Goal → Every entry that follows should be reproduced exactly.

(Data entries)
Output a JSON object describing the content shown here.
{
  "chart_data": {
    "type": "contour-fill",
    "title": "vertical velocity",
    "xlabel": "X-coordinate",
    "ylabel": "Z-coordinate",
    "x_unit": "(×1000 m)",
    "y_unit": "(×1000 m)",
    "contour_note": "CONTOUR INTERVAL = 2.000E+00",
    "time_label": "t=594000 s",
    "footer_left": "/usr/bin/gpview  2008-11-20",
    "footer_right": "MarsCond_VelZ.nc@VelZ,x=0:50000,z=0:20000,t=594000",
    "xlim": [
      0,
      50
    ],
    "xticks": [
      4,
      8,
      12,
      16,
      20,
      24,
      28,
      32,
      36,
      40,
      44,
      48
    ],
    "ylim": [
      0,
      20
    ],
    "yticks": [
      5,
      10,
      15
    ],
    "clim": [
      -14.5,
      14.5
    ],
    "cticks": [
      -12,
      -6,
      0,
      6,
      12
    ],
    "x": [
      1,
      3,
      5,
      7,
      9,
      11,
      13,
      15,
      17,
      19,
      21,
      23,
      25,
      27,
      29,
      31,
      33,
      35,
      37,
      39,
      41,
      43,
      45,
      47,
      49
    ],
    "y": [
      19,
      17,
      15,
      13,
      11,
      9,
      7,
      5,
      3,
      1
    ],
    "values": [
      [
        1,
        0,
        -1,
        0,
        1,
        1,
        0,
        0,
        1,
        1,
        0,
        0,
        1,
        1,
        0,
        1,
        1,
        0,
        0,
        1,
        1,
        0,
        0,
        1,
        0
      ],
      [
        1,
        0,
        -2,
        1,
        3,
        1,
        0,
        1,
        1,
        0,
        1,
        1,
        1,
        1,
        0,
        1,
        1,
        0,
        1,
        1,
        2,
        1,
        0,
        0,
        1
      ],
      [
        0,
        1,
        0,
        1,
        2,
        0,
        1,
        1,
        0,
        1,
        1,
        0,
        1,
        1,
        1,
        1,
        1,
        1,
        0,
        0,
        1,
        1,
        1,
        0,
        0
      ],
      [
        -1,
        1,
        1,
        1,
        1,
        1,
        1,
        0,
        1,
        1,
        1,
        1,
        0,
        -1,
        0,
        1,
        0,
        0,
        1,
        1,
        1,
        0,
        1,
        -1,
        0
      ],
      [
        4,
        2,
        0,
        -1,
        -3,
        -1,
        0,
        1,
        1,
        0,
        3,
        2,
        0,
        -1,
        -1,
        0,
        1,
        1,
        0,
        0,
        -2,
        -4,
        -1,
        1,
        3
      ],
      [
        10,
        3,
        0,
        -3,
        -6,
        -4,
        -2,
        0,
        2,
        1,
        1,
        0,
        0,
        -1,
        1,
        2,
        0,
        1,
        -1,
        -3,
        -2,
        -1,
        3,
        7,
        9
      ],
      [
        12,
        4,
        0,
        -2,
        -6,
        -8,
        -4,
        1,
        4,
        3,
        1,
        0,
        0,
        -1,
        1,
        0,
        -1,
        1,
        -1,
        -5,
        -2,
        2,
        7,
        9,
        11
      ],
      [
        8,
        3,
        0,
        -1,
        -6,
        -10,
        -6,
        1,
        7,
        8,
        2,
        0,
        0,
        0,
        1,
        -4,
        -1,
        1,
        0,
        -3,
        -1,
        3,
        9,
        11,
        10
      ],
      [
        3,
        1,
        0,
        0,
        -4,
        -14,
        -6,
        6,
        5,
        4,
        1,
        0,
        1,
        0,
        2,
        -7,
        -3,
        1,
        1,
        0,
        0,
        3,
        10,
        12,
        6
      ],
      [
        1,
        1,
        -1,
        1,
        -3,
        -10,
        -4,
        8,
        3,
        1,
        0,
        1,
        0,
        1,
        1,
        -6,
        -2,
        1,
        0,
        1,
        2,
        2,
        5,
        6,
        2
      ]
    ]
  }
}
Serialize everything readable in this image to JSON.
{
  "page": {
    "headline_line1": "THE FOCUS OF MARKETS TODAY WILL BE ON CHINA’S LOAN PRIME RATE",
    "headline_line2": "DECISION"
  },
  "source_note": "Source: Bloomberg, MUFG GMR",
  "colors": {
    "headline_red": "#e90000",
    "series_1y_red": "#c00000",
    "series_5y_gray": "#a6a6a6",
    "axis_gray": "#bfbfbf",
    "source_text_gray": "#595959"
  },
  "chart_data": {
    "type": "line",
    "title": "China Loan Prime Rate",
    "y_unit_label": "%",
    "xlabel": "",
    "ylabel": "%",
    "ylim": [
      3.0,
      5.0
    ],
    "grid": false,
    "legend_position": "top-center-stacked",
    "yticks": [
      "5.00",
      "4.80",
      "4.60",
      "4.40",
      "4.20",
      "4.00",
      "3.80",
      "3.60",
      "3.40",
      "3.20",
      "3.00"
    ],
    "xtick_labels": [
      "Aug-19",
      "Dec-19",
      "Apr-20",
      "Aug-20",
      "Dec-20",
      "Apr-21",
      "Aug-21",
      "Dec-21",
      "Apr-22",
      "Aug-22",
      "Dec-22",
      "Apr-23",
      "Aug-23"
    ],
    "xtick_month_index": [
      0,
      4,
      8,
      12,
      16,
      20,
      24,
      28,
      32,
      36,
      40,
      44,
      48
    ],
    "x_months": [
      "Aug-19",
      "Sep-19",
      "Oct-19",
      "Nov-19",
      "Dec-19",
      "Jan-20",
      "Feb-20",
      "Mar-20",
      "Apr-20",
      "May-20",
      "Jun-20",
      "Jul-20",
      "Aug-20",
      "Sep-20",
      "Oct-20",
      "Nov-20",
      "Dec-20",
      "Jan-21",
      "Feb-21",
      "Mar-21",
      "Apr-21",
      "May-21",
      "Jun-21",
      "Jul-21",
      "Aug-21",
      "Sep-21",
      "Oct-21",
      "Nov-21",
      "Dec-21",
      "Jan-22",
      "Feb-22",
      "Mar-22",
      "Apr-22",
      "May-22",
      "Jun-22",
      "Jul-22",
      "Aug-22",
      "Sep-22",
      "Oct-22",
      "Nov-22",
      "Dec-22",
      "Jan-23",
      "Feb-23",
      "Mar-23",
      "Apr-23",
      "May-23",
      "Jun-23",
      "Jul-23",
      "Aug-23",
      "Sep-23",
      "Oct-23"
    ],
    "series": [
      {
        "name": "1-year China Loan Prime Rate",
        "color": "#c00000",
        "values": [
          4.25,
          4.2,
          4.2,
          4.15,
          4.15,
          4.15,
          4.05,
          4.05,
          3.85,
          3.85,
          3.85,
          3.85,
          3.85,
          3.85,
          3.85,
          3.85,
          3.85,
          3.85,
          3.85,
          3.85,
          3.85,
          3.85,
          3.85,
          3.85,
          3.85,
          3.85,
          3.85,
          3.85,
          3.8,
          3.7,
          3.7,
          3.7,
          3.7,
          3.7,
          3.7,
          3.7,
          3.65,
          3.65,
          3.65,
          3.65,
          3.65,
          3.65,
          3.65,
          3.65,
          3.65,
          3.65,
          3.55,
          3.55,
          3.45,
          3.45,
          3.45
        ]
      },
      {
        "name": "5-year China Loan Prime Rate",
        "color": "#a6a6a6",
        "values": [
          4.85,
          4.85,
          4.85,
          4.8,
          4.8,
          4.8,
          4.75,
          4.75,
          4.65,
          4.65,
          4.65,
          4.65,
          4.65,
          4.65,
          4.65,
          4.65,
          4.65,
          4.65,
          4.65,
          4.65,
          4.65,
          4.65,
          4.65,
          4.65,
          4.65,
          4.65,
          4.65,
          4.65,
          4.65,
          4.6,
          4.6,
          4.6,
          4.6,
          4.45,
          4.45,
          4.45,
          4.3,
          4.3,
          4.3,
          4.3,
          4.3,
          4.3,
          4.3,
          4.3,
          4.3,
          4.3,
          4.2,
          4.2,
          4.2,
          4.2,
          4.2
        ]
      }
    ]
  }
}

Written response →
Output a JSON object describing the content shown here.
{
  "chart_data": {
    "type": "contour-fill",
    "title": "vertical velocity",
    "xlabel": "X-coordinate",
    "ylabel": "Z-coordinate",
    "x_unit": "(×1000 m)",
    "y_unit": "(×1000 m)",
    "contour_note": "CONTOUR INTERVAL = 2.000E+00",
    "time_label": "t=594000 s",
    "footer_left": "/usr/bin/gpview  2008-11-20",
    "footer_right": "MarsCond_VelZ.nc@VelZ,x=0:50000,z=0:20000,t=594000",
    "xlim": [
      0,
      50
    ],
    "xticks": [
      4,
      8,
      12,
      16,
      20,
      24,
      28,
      32,
      36,
      40,
      44,
      48
    ],
    "ylim": [
      0,
      20
    ],
    "yticks": [
      5,
      10,
      15
    ],
    "clim": [
      -14.5,
      14.5
    ],
    "cticks": [
      -12,
      -6,
      0,
      6,
      12
    ],
    "x": [
      1,
      3,
      5,
      7,
      9,
      11,
      13,
      15,
      17,
      19,
      21,
      23,
      25,
      27,
      29,
      31,
      33,
      35,
      37,
      39,
      41,
      43,
      45,
      47,
      49
    ],
    "y": [
      19,
      17,
      15,
      13,
      11,
      9,
      7,
      5,
      3,
      1
    ],
    "values": [
      [
        1,
        0,
        -1,
        0,
        1,
        1,
        0,
        0,
        1,
        1,
        0,
        0,
        1,
        1,
        0,
        1,
        1,
        0,
        0,
        1,
        1,
        0,
        0,
        1,
        0
      ],
      [
        1,
        0,
        -2,
        1,
        3,
        1,
        0,
        1,
        1,
        0,
        1,
        1,
        1,
        1,
        0,
        1,
        1,
        0,
        1,
        1,
        2,
        1,
        0,
        0,
        1
      ],
      [
        0,
        1,
        0,
        1,
        2,
        0,
        1,
        1,
        0,
        1,
        1,
        0,
        1,
        1,
        1,
        1,
        1,
        1,
        0,
        0,
        1,
        1,
        1,
        0,
        0
      ],
      [
        -1,
        1,
        1,
        1,
        1,
        1,
        1,
        0,
        1,
        1,
        1,
        1,
        0,
        -1,
        0,
        1,
        0,
        0,
        1,
        1,
        1,
        0,
        1,
        -1,
        0
      ],
      [
        4,
        2,
        0,
        -1,
        -3,
        -1,
        0,
        1,
        1,
        0,
        3,
        2,
        0,
        -1,
        -1,
        0,
        1,
        1,
        0,
        0,
        -2,
        -4,
        -1,
        1,
        3
      ],
      [
        10,
        3,
        0,
        -3,
        -6,
        -4,
        -2,
        0,
        2,
        1,
        1,
        0,
        0,
        -1,
        1,
        2,
        0,
        1,
        -1,
        -3,
        -2,
        -1,
        3,
        7,
        9
      ],
      [
        12,
        4,
        0,
        -2,
        -6,
        -8,
        -4,
        1,
        4,
        3,
        1,
        0,
        0,
        -1,
        1,
        0,
        -1,
        1,
        -1,
        -5,
        -2,
        2,
        7,
        9,
        11
      ],
      [
        8,
        3,
        0,
        -1,
        -6,
        -10,
        -6,
        1,
        7,
        8,
        2,
        0,
        0,
        0,
        1,
        -4,
        -1,
        1,
        0,
        -3,
        -1,
        3,
        9,
        11,
        10
      ],
      [
        3,
        1,
        0,
        0,
        -4,
        -14,
        -6,
        6,
        5,
        4,
        1,
        0,
        1,
        0,
        2,
        -7,
        -3,
        1,
        1,
        0,
        0,
        3,
        10,
        12,
        6
      ],
      [
        1,
        1,
        -1,
        1,
        -3,
        -10,
        -4,
        8,
        3,
        1,
        0,
        1,
        0,
        1,
        1,
        -6,
        -2,
        1,
        0,
        1,
        2,
        2,
        5,
        6,
        2
      ]
    ]
  }
}
Serialize everything readable in this image to JSON.
{
  "page": {
    "headline_line1": "THE FOCUS OF MARKETS TODAY WILL BE ON CHINA’S LOAN PRIME RATE",
    "headline_line2": "DECISION"
  },
  "source_note": "Source: Bloomberg, MUFG GMR",
  "colors": {
    "headline_red": "#e90000",
    "series_1y_red": "#c00000",
    "series_5y_gray": "#a6a6a6",
    "axis_gray": "#bfbfbf",
    "source_text_gray": "#595959"
  },
  "chart_data": {
    "type": "line",
    "title": "China Loan Prime Rate",
    "y_unit_label": "%",
    "xlabel": "",
    "ylabel": "%",
    "ylim": [
      3.0,
      5.0
    ],
    "grid": false,
    "legend_position": "top-center-stacked",
    "yticks": [
      "5.00",
      "4.80",
      "4.60",
      "4.40",
      "4.20",
      "4.00",
      "3.80",
      "3.60",
      "3.40",
      "3.20",
      "3.00"
    ],
    "xtick_labels": [
      "Aug-19",
      "Dec-19",
      "Apr-20",
      "Aug-20",
      "Dec-20",
      "Apr-21",
      "Aug-21",
      "Dec-21",
      "Apr-22",
      "Aug-22",
      "Dec-22",
      "Apr-23",
      "Aug-23"
    ],
    "xtick_month_index": [
      0,
      4,
      8,
      12,
      16,
      20,
      24,
      28,
      32,
      36,
      40,
      44,
      48
    ],
    "x_months": [
      "Aug-19",
      "Sep-19",
      "Oct-19",
      "Nov-19",
      "Dec-19",
      "Jan-20",
      "Feb-20",
      "Mar-20",
      "Apr-20",
      "May-20",
      "Jun-20",
      "Jul-20",
      "Aug-20",
      "Sep-20",
      "Oct-20",
      "Nov-20",
      "Dec-20",
      "Jan-21",
      "Feb-21",
      "Mar-21",
      "Apr-21",
      "May-21",
      "Jun-21",
      "Jul-21",
      "Aug-21",
      "Sep-21",
      "Oct-21",
      "Nov-21",
      "Dec-21",
      "Jan-22",
      "Feb-22",
      "Mar-22",
      "Apr-22",
      "May-22",
      "Jun-22",
      "Jul-22",
      "Aug-22",
      "Sep-22",
      "Oct-22",
      "Nov-22",
      "Dec-22",
      "Jan-23",
      "Feb-23",
      "Mar-23",
      "Apr-23",
      "May-23",
      "Jun-23",
      "Jul-23",
      "Aug-23",
      "Sep-23",
      "Oct-23"
    ],
    "series": [
      {
        "name": "1-year China Loan Prime Rate",
        "color": "#c00000",
        "values": [
          4.25,
          4.2,
          4.2,
          4.15,
          4.15,
          4.15,
          4.05,
          4.05,
          3.85,
          3.85,
          3.85,
          3.85,
          3.85,
          3.85,
          3.85,
          3.85,
          3.85,
          3.85,
          3.85,
          3.85,
          3.85,
          3.85,
          3.85,
          3.85,
          3.85,
          3.85,
          3.85,
          3.85,
          3.8,
          3.7,
          3.7,
          3.7,
          3.7,
          3.7,
          3.7,
          3.7,
          3.65,
          3.65,
          3.65,
          3.65,
          3.65,
          3.65,
          3.65,
          3.65,
          3.65,
          3.65,
          3.55,
          3.55,
          3.45,
          3.45,
          3.45
        ]
      },
      {
        "name": "5-year China Loan Prime Rate",
        "color": "#a6a6a6",
        "values": [
          4.85,
          4.85,
          4.85,
          4.8,
          4.8,
          4.8,
          4.75,
          4.75,
          4.65,
          4.65,
          4.65,
          4.65,
          4.65,
          4.65,
          4.65,
          4.65,
          4.65,
          4.65,
          4.65,
          4.65,
          4.65,
          4.65,
          4.65,
          4.65,
          4.65,
          4.65,
          4.65,
          4.65,
          4.65,
          4.6,
          4.6,
          4.6,
          4.6,
          4.45,
          4.45,
          4.45,
          4.3,
          4.3,
          4.3,
          4.3,
          4.3,
          4.3,
          4.3,
          4.3,
          4.3,
          4.3,
          4.2,
          4.2,
          4.2,
          4.2,
          4.2
        ]
      }
    ]
  }
}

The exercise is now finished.